WHAT THE EXERCISE ASKS: Copy out the records again, beginning at the line that has "drive-name: CD Drive" and stopping after the line that has "nav-label: Favorites (53, 18, 119, 35)".

Records of where elements appear:
(begin)
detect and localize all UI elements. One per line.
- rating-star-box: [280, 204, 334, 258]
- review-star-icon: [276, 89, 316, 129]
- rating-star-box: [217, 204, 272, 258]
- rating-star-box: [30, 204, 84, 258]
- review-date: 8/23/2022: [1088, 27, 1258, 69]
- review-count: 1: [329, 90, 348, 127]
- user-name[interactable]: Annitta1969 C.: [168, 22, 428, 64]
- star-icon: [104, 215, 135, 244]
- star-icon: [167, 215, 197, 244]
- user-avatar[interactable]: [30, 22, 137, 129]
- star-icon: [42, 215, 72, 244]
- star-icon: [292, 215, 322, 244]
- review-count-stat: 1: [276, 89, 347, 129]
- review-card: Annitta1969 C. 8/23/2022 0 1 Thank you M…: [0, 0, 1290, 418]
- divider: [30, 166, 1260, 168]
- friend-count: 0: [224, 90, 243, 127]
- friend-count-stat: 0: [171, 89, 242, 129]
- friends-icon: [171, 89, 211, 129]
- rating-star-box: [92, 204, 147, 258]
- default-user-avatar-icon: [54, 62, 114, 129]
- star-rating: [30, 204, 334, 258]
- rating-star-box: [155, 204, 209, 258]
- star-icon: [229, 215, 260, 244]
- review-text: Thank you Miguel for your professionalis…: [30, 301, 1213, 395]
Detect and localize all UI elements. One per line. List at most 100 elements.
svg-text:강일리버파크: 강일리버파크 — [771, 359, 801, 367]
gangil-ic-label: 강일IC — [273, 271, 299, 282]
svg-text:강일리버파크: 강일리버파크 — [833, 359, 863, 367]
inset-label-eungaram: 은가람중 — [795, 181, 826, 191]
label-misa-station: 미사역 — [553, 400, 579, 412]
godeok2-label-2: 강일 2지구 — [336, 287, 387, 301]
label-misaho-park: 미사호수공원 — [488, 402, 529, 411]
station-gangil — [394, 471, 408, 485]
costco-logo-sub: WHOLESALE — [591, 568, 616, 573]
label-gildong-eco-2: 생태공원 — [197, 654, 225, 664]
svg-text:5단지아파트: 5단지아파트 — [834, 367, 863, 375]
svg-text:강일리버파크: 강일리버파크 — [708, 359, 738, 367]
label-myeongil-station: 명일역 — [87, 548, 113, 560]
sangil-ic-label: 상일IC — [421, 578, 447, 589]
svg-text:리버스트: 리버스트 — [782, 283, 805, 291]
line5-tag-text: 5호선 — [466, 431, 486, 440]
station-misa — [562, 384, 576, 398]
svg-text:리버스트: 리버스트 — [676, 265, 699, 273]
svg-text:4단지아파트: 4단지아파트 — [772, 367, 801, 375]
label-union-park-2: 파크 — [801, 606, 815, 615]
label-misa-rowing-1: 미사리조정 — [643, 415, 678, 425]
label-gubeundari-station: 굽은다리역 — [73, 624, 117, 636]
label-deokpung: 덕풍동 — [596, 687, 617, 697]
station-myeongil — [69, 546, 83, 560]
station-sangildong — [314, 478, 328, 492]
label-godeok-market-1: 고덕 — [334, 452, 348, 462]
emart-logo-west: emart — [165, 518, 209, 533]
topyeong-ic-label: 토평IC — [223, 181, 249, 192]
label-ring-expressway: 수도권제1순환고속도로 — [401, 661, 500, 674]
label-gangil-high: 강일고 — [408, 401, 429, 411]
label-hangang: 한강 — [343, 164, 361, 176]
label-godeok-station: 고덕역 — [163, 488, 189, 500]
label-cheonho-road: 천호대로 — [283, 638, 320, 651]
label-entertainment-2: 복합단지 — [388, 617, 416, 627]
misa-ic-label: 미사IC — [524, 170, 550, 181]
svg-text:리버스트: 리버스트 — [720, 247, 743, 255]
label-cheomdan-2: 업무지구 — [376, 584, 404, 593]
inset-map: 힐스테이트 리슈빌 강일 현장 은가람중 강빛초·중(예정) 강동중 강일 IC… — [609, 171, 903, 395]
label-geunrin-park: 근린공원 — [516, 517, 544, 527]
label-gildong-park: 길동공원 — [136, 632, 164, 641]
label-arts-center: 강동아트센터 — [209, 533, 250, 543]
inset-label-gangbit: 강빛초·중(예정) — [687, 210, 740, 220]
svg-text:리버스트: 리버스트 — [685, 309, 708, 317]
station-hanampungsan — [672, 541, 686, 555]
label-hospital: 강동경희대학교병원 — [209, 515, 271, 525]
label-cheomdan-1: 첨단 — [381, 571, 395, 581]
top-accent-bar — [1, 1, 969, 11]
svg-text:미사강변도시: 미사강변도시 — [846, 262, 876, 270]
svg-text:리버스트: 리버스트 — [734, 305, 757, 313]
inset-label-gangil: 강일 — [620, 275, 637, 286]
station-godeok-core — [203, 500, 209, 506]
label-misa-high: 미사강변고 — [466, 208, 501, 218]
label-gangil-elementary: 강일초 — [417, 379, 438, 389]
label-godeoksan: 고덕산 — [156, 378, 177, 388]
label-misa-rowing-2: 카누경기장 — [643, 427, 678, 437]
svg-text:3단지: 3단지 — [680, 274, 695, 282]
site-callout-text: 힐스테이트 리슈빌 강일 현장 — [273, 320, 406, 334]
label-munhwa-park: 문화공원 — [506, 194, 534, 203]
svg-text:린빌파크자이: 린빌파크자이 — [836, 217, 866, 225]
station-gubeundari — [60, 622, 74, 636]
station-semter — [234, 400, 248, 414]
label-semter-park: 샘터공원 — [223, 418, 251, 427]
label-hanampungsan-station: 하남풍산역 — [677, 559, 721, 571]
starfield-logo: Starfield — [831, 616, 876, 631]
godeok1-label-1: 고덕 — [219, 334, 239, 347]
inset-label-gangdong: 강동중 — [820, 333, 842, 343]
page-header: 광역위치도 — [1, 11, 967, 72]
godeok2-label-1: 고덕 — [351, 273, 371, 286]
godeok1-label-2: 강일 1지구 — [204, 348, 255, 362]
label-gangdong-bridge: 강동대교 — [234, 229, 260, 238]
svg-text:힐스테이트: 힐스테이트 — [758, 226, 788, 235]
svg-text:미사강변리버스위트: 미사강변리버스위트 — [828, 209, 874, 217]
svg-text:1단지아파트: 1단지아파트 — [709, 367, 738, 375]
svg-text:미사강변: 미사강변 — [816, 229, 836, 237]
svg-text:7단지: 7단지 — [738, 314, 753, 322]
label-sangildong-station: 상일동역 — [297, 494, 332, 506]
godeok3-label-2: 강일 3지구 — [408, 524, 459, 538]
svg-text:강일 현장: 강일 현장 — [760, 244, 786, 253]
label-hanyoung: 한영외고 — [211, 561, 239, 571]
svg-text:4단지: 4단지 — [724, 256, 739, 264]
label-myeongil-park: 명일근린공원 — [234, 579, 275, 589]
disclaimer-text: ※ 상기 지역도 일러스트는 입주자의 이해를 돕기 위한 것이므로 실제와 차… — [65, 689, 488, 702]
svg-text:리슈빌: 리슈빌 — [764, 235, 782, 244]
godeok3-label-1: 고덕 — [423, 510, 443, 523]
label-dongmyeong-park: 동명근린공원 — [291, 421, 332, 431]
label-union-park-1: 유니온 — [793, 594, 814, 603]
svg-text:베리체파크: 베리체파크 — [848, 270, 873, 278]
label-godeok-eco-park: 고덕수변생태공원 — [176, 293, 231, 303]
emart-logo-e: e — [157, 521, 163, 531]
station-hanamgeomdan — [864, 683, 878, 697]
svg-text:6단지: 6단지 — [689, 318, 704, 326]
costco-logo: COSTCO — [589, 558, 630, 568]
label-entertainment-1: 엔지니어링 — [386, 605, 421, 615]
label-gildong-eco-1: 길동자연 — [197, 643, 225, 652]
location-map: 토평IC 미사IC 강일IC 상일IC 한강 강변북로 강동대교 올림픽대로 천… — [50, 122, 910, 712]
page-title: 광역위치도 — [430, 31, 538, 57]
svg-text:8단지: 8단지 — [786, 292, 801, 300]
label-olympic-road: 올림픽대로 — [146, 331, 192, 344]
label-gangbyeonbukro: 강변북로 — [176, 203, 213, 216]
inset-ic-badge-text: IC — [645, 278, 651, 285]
(end)
(begin)
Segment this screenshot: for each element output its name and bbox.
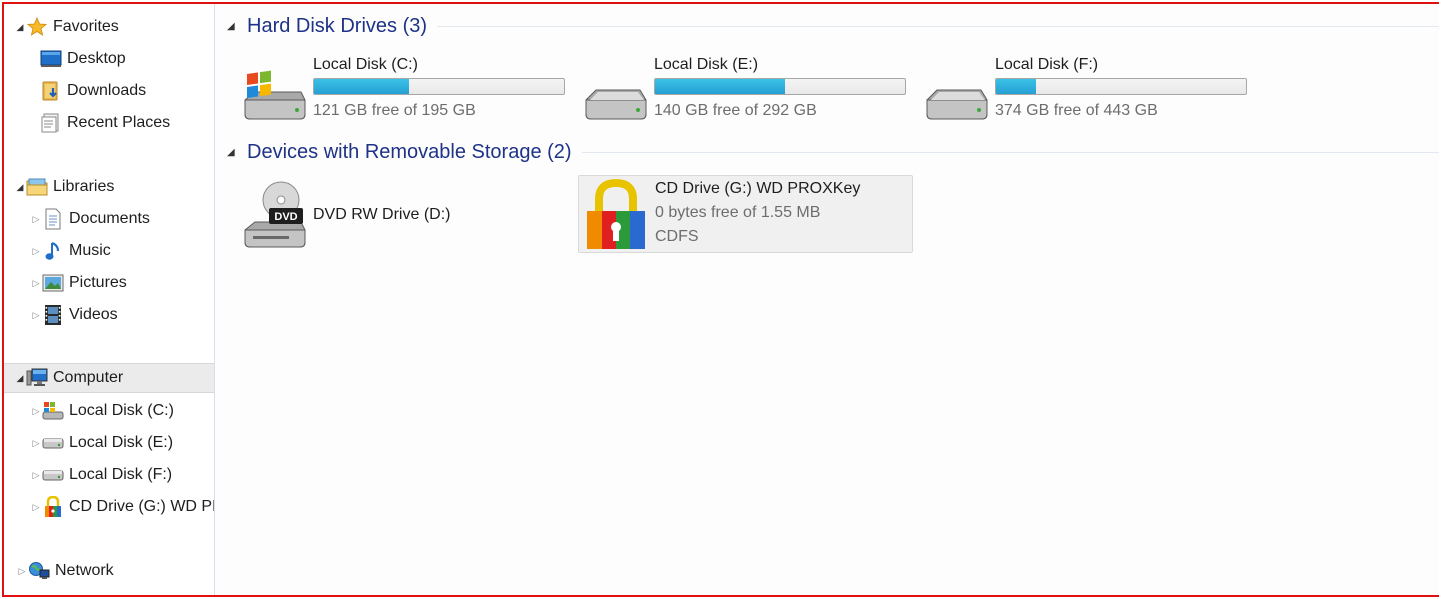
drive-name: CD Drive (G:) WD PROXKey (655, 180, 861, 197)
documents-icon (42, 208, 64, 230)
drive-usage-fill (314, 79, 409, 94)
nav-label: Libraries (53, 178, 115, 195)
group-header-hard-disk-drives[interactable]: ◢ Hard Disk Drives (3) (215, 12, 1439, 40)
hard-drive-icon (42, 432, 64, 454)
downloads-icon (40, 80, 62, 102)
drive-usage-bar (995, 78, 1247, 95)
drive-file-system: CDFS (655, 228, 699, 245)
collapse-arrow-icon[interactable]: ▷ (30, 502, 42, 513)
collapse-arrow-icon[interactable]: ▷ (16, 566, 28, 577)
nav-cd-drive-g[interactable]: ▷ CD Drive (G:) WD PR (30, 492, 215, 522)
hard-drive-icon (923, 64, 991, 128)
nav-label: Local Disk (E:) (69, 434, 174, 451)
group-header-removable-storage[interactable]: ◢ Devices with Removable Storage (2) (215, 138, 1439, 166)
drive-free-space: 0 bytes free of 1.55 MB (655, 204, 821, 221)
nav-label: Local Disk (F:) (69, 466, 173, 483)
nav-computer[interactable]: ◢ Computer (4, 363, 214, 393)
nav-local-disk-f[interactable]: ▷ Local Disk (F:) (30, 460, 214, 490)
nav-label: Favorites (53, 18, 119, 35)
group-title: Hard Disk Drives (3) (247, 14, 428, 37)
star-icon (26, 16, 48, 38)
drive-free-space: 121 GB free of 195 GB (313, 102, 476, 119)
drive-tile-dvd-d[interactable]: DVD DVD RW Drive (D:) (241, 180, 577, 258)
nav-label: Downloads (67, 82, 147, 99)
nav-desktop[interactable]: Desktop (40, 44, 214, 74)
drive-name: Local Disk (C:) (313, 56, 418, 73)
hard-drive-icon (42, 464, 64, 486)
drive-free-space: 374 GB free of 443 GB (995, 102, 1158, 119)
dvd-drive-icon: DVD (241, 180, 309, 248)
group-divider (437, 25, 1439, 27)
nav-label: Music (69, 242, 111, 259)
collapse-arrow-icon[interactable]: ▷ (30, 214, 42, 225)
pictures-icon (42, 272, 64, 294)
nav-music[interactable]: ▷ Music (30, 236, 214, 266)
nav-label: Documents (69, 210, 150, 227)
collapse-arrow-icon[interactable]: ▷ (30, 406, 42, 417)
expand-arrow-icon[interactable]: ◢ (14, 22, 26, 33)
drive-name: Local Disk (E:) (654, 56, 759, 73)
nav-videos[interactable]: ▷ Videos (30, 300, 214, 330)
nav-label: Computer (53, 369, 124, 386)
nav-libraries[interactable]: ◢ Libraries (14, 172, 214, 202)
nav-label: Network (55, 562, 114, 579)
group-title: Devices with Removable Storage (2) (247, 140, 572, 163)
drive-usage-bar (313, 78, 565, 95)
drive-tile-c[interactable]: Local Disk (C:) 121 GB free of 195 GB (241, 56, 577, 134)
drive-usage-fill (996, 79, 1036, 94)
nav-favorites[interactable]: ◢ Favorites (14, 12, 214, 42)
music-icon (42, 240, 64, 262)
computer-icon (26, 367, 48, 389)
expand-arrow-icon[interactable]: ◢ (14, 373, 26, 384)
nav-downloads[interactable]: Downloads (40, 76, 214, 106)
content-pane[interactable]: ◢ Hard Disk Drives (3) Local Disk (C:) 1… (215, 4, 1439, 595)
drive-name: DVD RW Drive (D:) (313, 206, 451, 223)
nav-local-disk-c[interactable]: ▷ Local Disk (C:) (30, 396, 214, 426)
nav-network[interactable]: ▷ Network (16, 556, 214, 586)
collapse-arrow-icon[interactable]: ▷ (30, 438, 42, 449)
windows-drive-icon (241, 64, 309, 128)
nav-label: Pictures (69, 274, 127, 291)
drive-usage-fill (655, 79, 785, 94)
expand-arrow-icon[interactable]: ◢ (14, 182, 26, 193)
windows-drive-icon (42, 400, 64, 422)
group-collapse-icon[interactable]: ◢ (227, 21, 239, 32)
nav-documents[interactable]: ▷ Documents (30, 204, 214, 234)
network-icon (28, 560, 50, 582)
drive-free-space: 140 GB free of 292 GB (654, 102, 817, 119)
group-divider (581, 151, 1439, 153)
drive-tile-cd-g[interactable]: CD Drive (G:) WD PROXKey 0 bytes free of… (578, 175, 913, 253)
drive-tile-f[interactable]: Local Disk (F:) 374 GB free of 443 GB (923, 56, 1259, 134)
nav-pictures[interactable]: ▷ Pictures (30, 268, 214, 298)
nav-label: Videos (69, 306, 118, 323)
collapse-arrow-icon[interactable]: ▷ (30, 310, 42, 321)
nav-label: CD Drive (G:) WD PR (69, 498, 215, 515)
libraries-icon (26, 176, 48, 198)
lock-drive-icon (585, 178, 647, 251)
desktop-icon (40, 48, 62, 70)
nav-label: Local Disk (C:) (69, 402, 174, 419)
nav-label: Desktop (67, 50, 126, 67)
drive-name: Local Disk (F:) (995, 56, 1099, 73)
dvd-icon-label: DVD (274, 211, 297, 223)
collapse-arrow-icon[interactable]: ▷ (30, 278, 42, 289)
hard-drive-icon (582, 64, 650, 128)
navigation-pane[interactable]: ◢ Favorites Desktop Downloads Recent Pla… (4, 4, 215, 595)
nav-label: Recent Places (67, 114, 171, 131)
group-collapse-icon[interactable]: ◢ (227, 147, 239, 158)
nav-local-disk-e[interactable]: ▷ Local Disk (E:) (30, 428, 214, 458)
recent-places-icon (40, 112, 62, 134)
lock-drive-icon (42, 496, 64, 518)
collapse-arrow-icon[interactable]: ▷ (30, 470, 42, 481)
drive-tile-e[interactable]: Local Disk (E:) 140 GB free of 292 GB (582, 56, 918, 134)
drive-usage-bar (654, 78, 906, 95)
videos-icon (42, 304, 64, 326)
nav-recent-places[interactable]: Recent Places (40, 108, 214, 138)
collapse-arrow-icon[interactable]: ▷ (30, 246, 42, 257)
(end)
WORKED SOLUTION:
drive-name: CD Drive (G:) WD PROXKey (655, 180, 861, 197)
documents-icon (42, 208, 64, 230)
drive-usage-fill (314, 79, 409, 94)
nav-label: Libraries (53, 178, 115, 195)
group-header-hard-disk-drives[interactable]: ◢ Hard Disk Drives (3) (215, 12, 1439, 40)
hard-drive-icon (42, 432, 64, 454)
downloads-icon (40, 80, 62, 102)
drive-usage-bar (995, 78, 1247, 95)
drive-file-system: CDFS (655, 228, 699, 245)
collapse-arrow-icon[interactable]: ▷ (30, 502, 42, 513)
collapse-arrow-icon[interactable]: ▷ (16, 566, 28, 577)
nav-cd-drive-g[interactable]: ▷ CD Drive (G:) WD PR (30, 492, 215, 522)
hard-drive-icon (923, 64, 991, 128)
nav-label: Local Disk (E:) (69, 434, 174, 451)
group-header-removable-storage[interactable]: ◢ Devices with Removable Storage (2) (215, 138, 1439, 166)
drive-free-space: 0 bytes free of 1.55 MB (655, 204, 821, 221)
nav-label: Local Disk (F:) (69, 466, 173, 483)
nav-computer[interactable]: ◢ Computer (4, 363, 214, 393)
nav-local-disk-f[interactable]: ▷ Local Disk (F:) (30, 460, 214, 490)
nav-label: Favorites (53, 18, 119, 35)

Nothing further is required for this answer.